▸ **Requirements**
Among the lines below, list those containing the string "объём".

## BEGIN

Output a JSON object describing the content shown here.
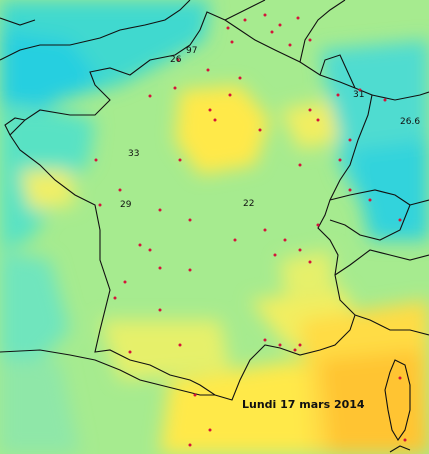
{
  "map": {
    "date_label": "Lundi 17 mars 2014",
    "value_labels": [
      {
        "id": "v97",
        "text": "97"
      },
      {
        "id": "v26",
        "text": "26"
      },
      {
        "id": "v33",
        "text": "33"
      },
      {
        "id": "v29",
        "text": "29"
      },
      {
        "id": "v22",
        "text": "22"
      },
      {
        "id": "v31",
        "text": "31"
      },
      {
        "id": "v266",
        "text": "26.6"
      }
    ],
    "colors": {
      "cyan": "#2fd7d9",
      "aqua": "#57e3c6",
      "green": "#a6eb8f",
      "light_yellow": "#e6f06a",
      "yellow": "#ffe94a",
      "orange": "#ffc433",
      "station": "#d4143a",
      "border": "#111111"
    }
  }
}
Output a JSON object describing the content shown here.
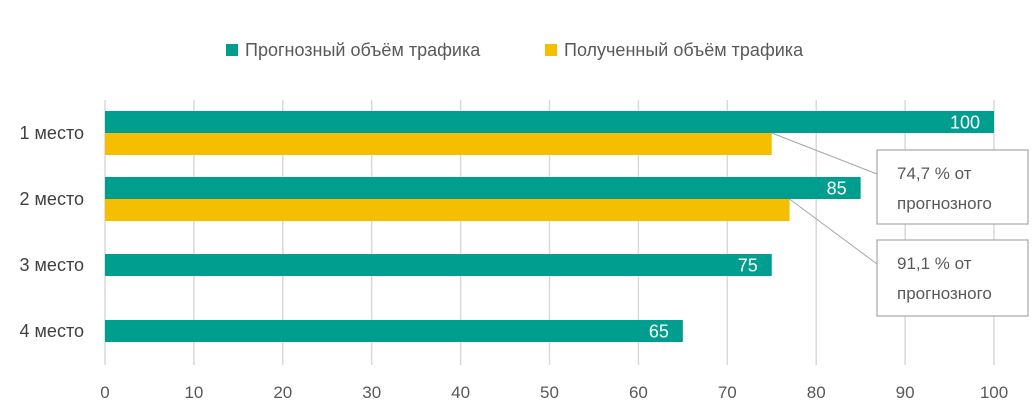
{
  "chart_data": {
    "type": "bar",
    "orientation": "horizontal",
    "categories": [
      "1 место",
      "2 место",
      "3 место",
      "4 место"
    ],
    "series": [
      {
        "name": "Прогнозный объём трафика",
        "color": "#009E8E",
        "values": [
          100,
          85,
          75,
          65
        ]
      },
      {
        "name": "Полученный объём трафика",
        "color": "#F5BE00",
        "values": [
          75,
          77,
          null,
          null
        ]
      }
    ],
    "data_labels": [
      "100",
      "85",
      "75",
      "65"
    ],
    "xlim": [
      0,
      100
    ],
    "x_ticks": [
      "0",
      "10",
      "20",
      "30",
      "40",
      "50",
      "60",
      "70",
      "80",
      "90",
      "100"
    ],
    "grid": "vertical",
    "legend_position": "top",
    "annotations": [
      {
        "line1": "74,7 % от",
        "line2": "прогнозного",
        "category_index": 0
      },
      {
        "line1": "91,1 % от",
        "line2": "прогнозного",
        "category_index": 1
      }
    ]
  }
}
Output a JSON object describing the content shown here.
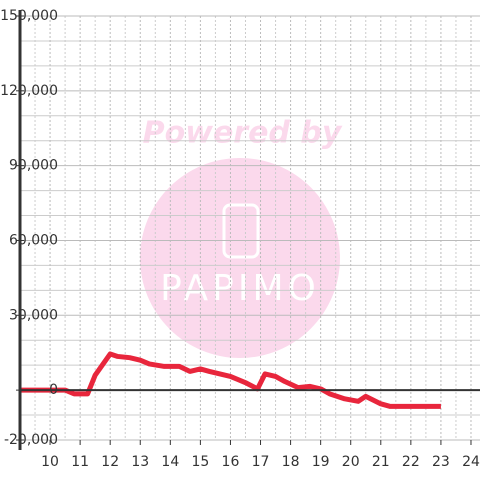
{
  "chart_data": {
    "type": "line",
    "x": [
      9,
      10.5,
      10.8,
      11.25,
      11.5,
      12,
      12.25,
      12.65,
      13,
      13.3,
      13.8,
      14.3,
      14.65,
      15,
      15.3,
      16,
      16.5,
      16.9,
      17.15,
      17.5,
      17.8,
      18.25,
      18.65,
      19,
      19.3,
      19.8,
      20.25,
      20.5,
      21,
      21.3,
      23
    ],
    "values": [
      0,
      0,
      -1500,
      -1500,
      6000,
      14500,
      13500,
      13000,
      12000,
      10500,
      9500,
      9500,
      7500,
      8500,
      7500,
      5500,
      3000,
      500,
      6500,
      5500,
      3500,
      1000,
      1500,
      500,
      -1500,
      -3500,
      -4500,
      -2500,
      -5500,
      -6500,
      -6500
    ],
    "color": "#e8263c",
    "xlim": [
      9,
      24.3
    ],
    "xticks": [
      10,
      11,
      12,
      13,
      14,
      15,
      16,
      17,
      18,
      19,
      20,
      21,
      22,
      23,
      24
    ],
    "ylim": [
      -20000,
      150000
    ],
    "yticks": [
      {
        "value": -20000,
        "label": "-20,000"
      },
      0,
      {
        "value": 30000,
        "label": "30,000"
      },
      {
        "value": 60000,
        "label": "60,000"
      },
      {
        "value": 90000,
        "label": "90,000"
      },
      {
        "value": 120000,
        "label": "120,000"
      },
      {
        "value": 150000,
        "label": "150,000"
      }
    ],
    "grid": true
  },
  "watermark": {
    "text": "Powered by",
    "logo": "PAPIMO"
  }
}
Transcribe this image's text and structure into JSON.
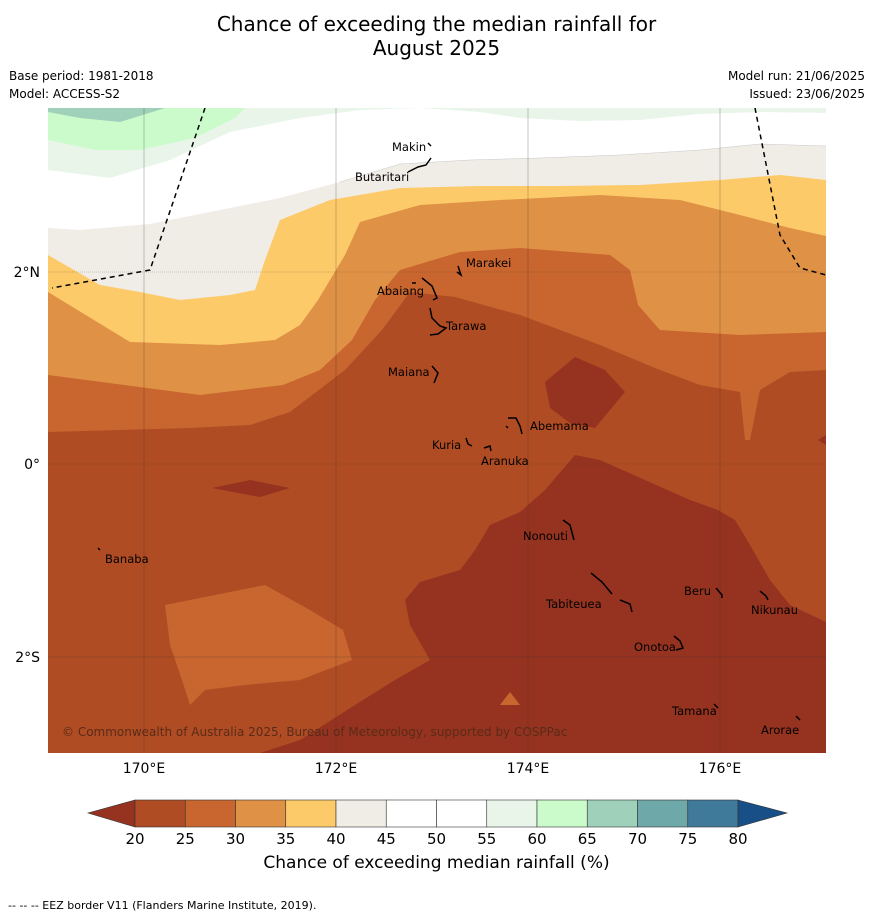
{
  "title_line1": "Chance of exceeding the median rainfall for",
  "title_line2": "August 2025",
  "meta": {
    "base_period": "Base period: 1981-2018",
    "model": "Model: ACCESS-S2",
    "model_run": "Model run: 21/06/2025",
    "issued": "Issued: 23/06/2025"
  },
  "axes": {
    "x_ticks": [
      "170°E",
      "172°E",
      "174°E",
      "176°E"
    ],
    "y_ticks": [
      "2°N",
      "0°",
      "2°S"
    ]
  },
  "places": [
    "Makin",
    "Butaritari",
    "Marakei",
    "Abaiang",
    "Tarawa",
    "Maiana",
    "Abemama",
    "Kuria",
    "Aranuka",
    "Banaba",
    "Nonouti",
    "Beru",
    "Nikunau",
    "Tabiteuea",
    "Onotoa",
    "Tamana",
    "Arorae"
  ],
  "copyright": "© Commonwealth of Australia 2025, Bureau of Meteorology, supported by COSPPac",
  "colorbar": {
    "ticks": [
      "20",
      "25",
      "30",
      "35",
      "40",
      "45",
      "50",
      "55",
      "60",
      "65",
      "70",
      "75",
      "80"
    ],
    "colors": [
      "#b04c24",
      "#c9652f",
      "#df9145",
      "#fdca6a",
      "#f0ece6",
      "#ffffff",
      "#ffffff",
      "#eaf5ea",
      "#cbfbcb",
      "#9fd0b9",
      "#6fa8a8",
      "#3f7a9a"
    ],
    "under_color": "#953320",
    "over_color": "#174f86",
    "label": "Chance of exceeding median rainfall (%)"
  },
  "footnote": "--  --  -- EEZ border V11 (Flanders Marine Institute, 2019)."
}
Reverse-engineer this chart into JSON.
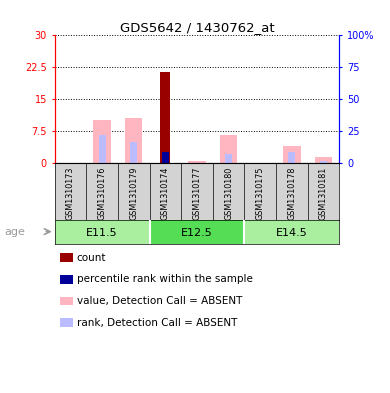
{
  "title": "GDS5642 / 1430762_at",
  "samples": [
    "GSM1310173",
    "GSM1310176",
    "GSM1310179",
    "GSM1310174",
    "GSM1310177",
    "GSM1310180",
    "GSM1310175",
    "GSM1310178",
    "GSM1310181"
  ],
  "groups": [
    {
      "label": "E11.5",
      "indices": [
        0,
        1,
        2
      ],
      "color": "#AAEEA0"
    },
    {
      "label": "E12.5",
      "indices": [
        3,
        4,
        5
      ],
      "color": "#55DD55"
    },
    {
      "label": "E14.5",
      "indices": [
        6,
        7,
        8
      ],
      "color": "#AAEEA0"
    }
  ],
  "value_absent": [
    0.0,
    10.0,
    10.5,
    0.0,
    0.5,
    6.5,
    0.0,
    4.0,
    1.5
  ],
  "rank_absent": [
    0.0,
    6.5,
    5.0,
    0.0,
    0.0,
    2.0,
    0.0,
    2.5,
    0.5
  ],
  "count_value": [
    0.0,
    0.0,
    0.0,
    21.5,
    0.0,
    0.0,
    0.0,
    0.0,
    0.0
  ],
  "percentile_rank_raw": [
    0.0,
    0.0,
    0.0,
    8.5,
    0.0,
    0.0,
    0.0,
    0.0,
    0.0
  ],
  "ylim_left": [
    0,
    30
  ],
  "ylim_right": [
    0,
    100
  ],
  "yticks_left": [
    0,
    7.5,
    15,
    22.5,
    30
  ],
  "ytick_labels_left": [
    "0",
    "7.5",
    "15",
    "22.5",
    "30"
  ],
  "yticks_right": [
    0,
    25,
    50,
    75,
    100
  ],
  "ytick_labels_right": [
    "0",
    "25",
    "50",
    "75",
    "100%"
  ],
  "color_count": "#990000",
  "color_percentile": "#000099",
  "color_value_absent": "#FFB6C1",
  "color_rank_absent": "#BBBBFF",
  "bg_sample": "#D3D3D3",
  "age_label": "age",
  "legend_items": [
    {
      "label": "count",
      "color": "#990000"
    },
    {
      "label": "percentile rank within the sample",
      "color": "#000099"
    },
    {
      "label": "value, Detection Call = ABSENT",
      "color": "#FFB6C1"
    },
    {
      "label": "rank, Detection Call = ABSENT",
      "color": "#BBBBFF"
    }
  ]
}
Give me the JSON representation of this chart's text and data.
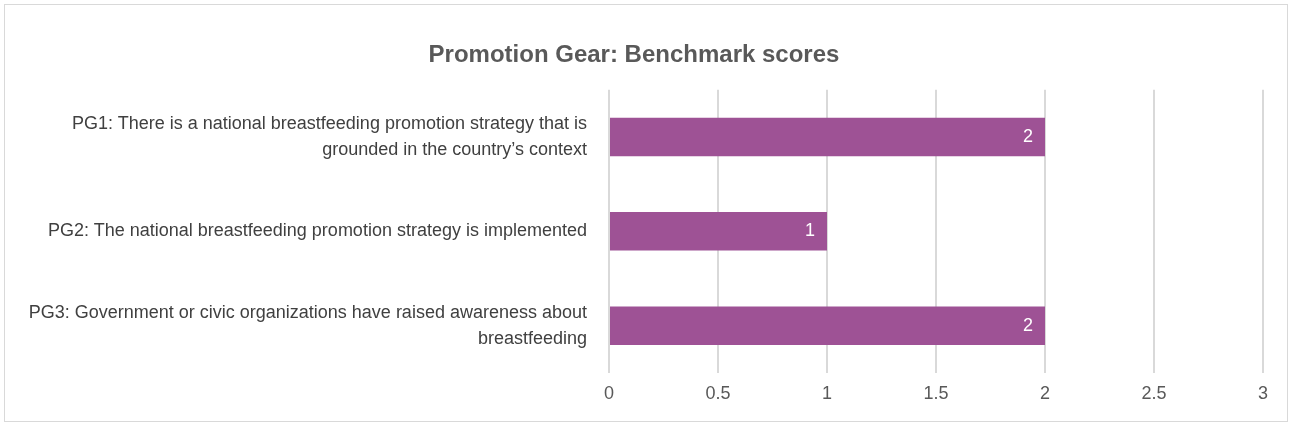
{
  "chart_data": {
    "type": "bar",
    "orientation": "horizontal",
    "title": "Promotion Gear: Benchmark scores",
    "categories": [
      "PG1: There is a national breastfeeding promotion strategy that is grounded in the country’s context",
      "PG2: The national breastfeeding promotion strategy is implemented",
      "PG3: Government or civic organizations have raised awareness about breastfeeding"
    ],
    "values": [
      2,
      1,
      2
    ],
    "color": "#9e5295",
    "data_labels": true,
    "xlim": [
      0,
      3
    ],
    "xticks": [
      0,
      0.5,
      1,
      1.5,
      2,
      2.5,
      3
    ],
    "grid": "x",
    "legend": false
  }
}
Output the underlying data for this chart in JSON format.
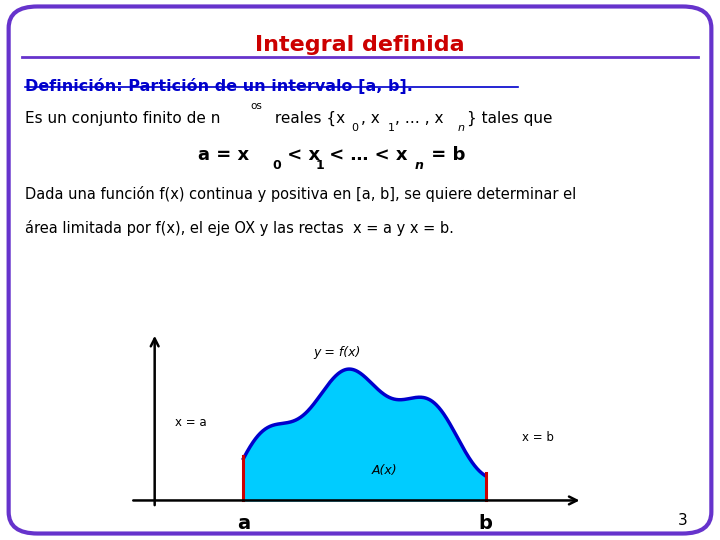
{
  "title": "Integral definida",
  "title_color": "#CC0000",
  "background_color": "#FFFFFF",
  "border_color": "#6633CC",
  "border_linewidth": 3,
  "def_text": "Definición: Partición de un intervalo [a, b].",
  "def_color": "#0000CC",
  "para_text1": "Dada una función f(x) continua y positiva en [a, b], se quiere determinar el",
  "para_text2": "área limitada por f(x), el eje OX y las rectas  x = a y x = b.",
  "page_number": "3",
  "curve_color": "#0000CC",
  "fill_color": "#00CCFF",
  "vline_color": "#CC0000",
  "axis_color": "#000000"
}
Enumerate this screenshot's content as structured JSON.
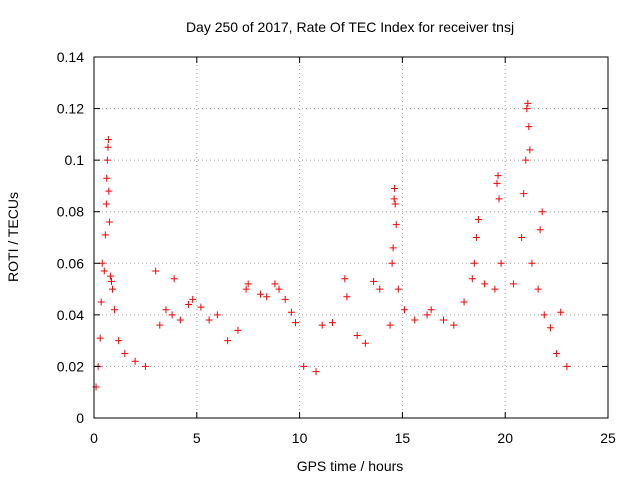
{
  "chart_data": {
    "type": "scatter",
    "title": "Day 250 of 2017, Rate Of TEC Index for receiver tnsj",
    "xlabel": "GPS time / hours",
    "ylabel": "ROTI / TECUs",
    "xlim": [
      0,
      25
    ],
    "ylim": [
      0,
      0.14
    ],
    "x_ticks": [
      "0",
      "5",
      "10",
      "15",
      "20",
      "25"
    ],
    "y_ticks": [
      "0",
      "0.02",
      "0.04",
      "0.06",
      "0.08",
      "0.1",
      "0.12",
      "0.14"
    ],
    "grid": true,
    "marker": "+",
    "color": "#ff0000",
    "series": [
      {
        "points": [
          [
            0.1,
            0.012
          ],
          [
            0.2,
            0.02
          ],
          [
            0.3,
            0.031
          ],
          [
            0.35,
            0.045
          ],
          [
            0.4,
            0.06
          ],
          [
            0.5,
            0.057
          ],
          [
            0.55,
            0.071
          ],
          [
            0.6,
            0.083
          ],
          [
            0.62,
            0.093
          ],
          [
            0.65,
            0.1
          ],
          [
            0.68,
            0.105
          ],
          [
            0.7,
            0.108
          ],
          [
            0.72,
            0.088
          ],
          [
            0.75,
            0.076
          ],
          [
            0.8,
            0.055
          ],
          [
            0.85,
            0.053
          ],
          [
            0.9,
            0.05
          ],
          [
            1.0,
            0.042
          ],
          [
            1.2,
            0.03
          ],
          [
            1.5,
            0.025
          ],
          [
            2.0,
            0.022
          ],
          [
            2.5,
            0.02
          ],
          [
            3.0,
            0.057
          ],
          [
            3.2,
            0.036
          ],
          [
            3.5,
            0.042
          ],
          [
            3.8,
            0.04
          ],
          [
            3.9,
            0.054
          ],
          [
            4.2,
            0.038
          ],
          [
            4.6,
            0.044
          ],
          [
            4.8,
            0.046
          ],
          [
            5.2,
            0.043
          ],
          [
            5.6,
            0.038
          ],
          [
            6.0,
            0.04
          ],
          [
            6.5,
            0.03
          ],
          [
            7.0,
            0.034
          ],
          [
            7.4,
            0.05
          ],
          [
            7.5,
            0.052
          ],
          [
            8.1,
            0.048
          ],
          [
            8.4,
            0.047
          ],
          [
            8.8,
            0.052
          ],
          [
            9.0,
            0.05
          ],
          [
            9.3,
            0.046
          ],
          [
            9.6,
            0.041
          ],
          [
            9.8,
            0.037
          ],
          [
            10.2,
            0.02
          ],
          [
            10.8,
            0.018
          ],
          [
            11.1,
            0.036
          ],
          [
            11.6,
            0.037
          ],
          [
            12.2,
            0.054
          ],
          [
            12.3,
            0.047
          ],
          [
            12.8,
            0.032
          ],
          [
            13.2,
            0.029
          ],
          [
            13.6,
            0.053
          ],
          [
            13.9,
            0.05
          ],
          [
            14.4,
            0.036
          ],
          [
            14.5,
            0.06
          ],
          [
            14.55,
            0.066
          ],
          [
            14.6,
            0.085
          ],
          [
            14.62,
            0.089
          ],
          [
            14.65,
            0.083
          ],
          [
            14.7,
            0.075
          ],
          [
            14.8,
            0.05
          ],
          [
            15.1,
            0.042
          ],
          [
            15.6,
            0.038
          ],
          [
            16.2,
            0.04
          ],
          [
            16.4,
            0.042
          ],
          [
            17.0,
            0.038
          ],
          [
            17.5,
            0.036
          ],
          [
            18.0,
            0.045
          ],
          [
            18.4,
            0.054
          ],
          [
            18.5,
            0.06
          ],
          [
            18.6,
            0.07
          ],
          [
            18.7,
            0.077
          ],
          [
            19.0,
            0.052
          ],
          [
            19.5,
            0.05
          ],
          [
            19.6,
            0.091
          ],
          [
            19.65,
            0.094
          ],
          [
            19.7,
            0.085
          ],
          [
            19.8,
            0.06
          ],
          [
            20.4,
            0.052
          ],
          [
            20.8,
            0.07
          ],
          [
            20.9,
            0.087
          ],
          [
            21.0,
            0.1
          ],
          [
            21.05,
            0.12
          ],
          [
            21.1,
            0.122
          ],
          [
            21.15,
            0.113
          ],
          [
            21.2,
            0.104
          ],
          [
            21.3,
            0.06
          ],
          [
            21.6,
            0.05
          ],
          [
            21.7,
            0.073
          ],
          [
            21.8,
            0.08
          ],
          [
            21.9,
            0.04
          ],
          [
            22.2,
            0.035
          ],
          [
            22.5,
            0.025
          ],
          [
            22.7,
            0.041
          ],
          [
            23.0,
            0.02
          ]
        ]
      }
    ]
  }
}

## END

▸ **Solution to this problem**
        "name": "Прогнозный объём трафика",
        "name": "Полученный объём трафика",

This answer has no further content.